## Exercise brief
Work out how many lines of the listing hold the string "ffffff", then answer with that number and nothing else.

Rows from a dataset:
— Begin —

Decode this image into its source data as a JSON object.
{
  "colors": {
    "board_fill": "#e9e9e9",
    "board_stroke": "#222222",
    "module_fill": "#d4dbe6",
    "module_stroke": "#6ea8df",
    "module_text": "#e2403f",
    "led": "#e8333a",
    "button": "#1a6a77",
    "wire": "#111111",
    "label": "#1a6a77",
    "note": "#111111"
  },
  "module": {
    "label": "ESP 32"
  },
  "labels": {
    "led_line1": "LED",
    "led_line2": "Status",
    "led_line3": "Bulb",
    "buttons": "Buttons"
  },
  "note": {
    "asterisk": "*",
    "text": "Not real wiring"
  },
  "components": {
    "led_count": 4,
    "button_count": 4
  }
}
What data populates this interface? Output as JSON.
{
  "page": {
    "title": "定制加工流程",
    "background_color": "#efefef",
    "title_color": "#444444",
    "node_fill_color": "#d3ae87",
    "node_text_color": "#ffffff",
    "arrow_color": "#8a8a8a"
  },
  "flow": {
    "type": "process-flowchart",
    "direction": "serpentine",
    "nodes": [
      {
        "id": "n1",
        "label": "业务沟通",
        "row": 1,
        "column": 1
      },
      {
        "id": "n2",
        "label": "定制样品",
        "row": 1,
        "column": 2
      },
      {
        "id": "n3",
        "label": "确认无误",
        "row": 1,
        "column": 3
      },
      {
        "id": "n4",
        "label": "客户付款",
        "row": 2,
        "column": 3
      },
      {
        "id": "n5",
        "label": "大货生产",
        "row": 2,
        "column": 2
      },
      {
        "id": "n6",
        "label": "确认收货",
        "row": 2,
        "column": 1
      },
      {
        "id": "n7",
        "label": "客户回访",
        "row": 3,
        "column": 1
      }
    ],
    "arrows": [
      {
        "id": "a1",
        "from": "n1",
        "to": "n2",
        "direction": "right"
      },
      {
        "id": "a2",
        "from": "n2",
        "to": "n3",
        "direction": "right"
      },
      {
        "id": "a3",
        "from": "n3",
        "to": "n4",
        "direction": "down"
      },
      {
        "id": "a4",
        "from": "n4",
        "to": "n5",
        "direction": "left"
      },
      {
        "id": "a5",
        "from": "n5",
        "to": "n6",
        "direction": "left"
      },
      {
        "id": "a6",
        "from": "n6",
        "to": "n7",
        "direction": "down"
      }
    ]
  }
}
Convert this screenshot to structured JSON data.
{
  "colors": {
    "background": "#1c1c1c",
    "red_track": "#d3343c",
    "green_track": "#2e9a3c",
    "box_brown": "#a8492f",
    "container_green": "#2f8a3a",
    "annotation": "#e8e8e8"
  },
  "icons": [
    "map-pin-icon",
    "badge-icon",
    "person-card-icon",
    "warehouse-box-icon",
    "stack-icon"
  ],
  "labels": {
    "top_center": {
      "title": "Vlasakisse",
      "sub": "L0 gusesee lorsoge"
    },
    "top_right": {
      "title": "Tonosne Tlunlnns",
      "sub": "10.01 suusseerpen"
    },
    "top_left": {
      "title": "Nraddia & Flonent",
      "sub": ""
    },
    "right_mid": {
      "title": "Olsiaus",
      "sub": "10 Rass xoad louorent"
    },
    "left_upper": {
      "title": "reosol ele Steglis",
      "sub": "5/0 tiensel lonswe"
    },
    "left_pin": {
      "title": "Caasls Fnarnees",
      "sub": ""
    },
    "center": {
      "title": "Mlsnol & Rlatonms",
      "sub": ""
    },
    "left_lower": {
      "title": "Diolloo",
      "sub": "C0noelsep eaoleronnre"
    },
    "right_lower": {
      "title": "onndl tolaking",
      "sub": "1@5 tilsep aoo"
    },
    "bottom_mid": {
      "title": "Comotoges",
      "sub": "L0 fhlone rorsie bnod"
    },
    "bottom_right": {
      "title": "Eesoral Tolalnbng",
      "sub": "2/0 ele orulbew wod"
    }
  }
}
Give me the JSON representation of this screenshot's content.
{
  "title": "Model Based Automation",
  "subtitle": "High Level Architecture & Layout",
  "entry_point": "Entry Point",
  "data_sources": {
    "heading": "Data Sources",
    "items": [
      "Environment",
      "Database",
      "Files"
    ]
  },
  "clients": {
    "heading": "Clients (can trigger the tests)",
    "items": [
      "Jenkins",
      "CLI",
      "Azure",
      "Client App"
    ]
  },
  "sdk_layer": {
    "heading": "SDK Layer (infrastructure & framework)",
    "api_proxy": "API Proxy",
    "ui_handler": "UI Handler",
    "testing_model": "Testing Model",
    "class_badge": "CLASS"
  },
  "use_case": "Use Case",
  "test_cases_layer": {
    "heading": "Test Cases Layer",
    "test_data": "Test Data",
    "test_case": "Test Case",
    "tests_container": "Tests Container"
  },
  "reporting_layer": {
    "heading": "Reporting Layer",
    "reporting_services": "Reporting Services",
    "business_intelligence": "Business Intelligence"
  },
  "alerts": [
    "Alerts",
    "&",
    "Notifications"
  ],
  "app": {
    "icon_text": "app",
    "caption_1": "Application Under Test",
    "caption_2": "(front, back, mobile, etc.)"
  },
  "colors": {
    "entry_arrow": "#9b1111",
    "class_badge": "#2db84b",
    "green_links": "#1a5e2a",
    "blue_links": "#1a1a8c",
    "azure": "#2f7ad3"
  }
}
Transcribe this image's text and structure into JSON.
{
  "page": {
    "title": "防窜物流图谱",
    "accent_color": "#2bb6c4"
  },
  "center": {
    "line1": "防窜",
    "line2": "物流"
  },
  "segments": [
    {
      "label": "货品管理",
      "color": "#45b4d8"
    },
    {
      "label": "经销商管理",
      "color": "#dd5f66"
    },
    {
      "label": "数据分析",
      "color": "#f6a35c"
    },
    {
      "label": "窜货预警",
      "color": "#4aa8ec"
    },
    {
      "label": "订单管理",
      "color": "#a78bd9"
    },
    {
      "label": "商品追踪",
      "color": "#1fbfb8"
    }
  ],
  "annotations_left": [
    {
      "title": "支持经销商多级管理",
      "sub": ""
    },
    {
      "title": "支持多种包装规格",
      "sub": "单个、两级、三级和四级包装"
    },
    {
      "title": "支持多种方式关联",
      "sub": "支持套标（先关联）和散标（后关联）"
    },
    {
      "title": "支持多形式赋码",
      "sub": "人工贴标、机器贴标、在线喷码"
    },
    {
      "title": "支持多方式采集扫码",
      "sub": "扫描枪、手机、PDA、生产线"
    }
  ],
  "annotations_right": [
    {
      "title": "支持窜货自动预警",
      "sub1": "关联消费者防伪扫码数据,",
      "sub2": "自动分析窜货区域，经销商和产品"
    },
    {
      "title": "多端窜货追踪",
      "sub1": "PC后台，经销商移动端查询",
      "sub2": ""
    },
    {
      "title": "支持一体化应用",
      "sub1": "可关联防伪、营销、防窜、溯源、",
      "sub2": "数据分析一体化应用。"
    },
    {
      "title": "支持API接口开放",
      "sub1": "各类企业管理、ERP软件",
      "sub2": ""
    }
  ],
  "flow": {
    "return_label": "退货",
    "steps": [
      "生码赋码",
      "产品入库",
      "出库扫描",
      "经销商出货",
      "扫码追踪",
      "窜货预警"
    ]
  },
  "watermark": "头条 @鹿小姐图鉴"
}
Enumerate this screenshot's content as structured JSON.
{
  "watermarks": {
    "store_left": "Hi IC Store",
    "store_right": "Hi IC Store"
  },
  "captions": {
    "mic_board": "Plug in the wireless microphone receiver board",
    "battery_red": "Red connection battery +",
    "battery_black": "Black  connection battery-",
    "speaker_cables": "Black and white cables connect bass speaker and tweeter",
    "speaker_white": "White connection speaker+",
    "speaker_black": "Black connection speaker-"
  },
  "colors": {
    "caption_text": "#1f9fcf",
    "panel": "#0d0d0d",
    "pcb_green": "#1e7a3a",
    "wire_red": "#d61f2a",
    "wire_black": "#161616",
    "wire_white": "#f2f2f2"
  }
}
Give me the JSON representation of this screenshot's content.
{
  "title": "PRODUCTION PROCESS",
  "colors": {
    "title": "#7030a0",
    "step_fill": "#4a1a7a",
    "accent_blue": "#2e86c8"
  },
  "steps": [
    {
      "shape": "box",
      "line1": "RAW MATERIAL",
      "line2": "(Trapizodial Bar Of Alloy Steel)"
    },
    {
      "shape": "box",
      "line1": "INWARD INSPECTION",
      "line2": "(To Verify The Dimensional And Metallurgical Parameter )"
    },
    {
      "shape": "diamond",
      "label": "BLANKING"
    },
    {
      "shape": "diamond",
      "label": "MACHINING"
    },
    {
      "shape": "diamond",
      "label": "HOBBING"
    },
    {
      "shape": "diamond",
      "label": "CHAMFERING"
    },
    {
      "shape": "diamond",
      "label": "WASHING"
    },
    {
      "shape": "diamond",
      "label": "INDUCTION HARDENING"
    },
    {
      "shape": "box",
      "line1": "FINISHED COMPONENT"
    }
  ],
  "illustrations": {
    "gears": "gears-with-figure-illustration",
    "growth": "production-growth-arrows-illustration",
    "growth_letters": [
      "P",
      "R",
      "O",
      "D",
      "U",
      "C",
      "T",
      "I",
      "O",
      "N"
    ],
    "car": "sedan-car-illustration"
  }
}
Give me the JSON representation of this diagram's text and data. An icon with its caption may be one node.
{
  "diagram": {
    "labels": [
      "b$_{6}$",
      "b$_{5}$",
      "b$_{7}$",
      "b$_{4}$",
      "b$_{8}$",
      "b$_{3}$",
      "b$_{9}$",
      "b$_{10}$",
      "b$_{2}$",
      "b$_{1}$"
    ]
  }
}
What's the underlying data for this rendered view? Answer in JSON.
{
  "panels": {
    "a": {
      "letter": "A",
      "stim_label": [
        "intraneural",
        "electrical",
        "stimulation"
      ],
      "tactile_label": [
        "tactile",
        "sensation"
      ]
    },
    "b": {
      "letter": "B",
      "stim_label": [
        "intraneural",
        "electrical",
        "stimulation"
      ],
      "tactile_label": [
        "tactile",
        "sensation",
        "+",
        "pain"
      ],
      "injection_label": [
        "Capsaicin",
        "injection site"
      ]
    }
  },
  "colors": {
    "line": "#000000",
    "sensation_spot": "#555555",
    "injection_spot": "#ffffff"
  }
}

— End —

## The output
2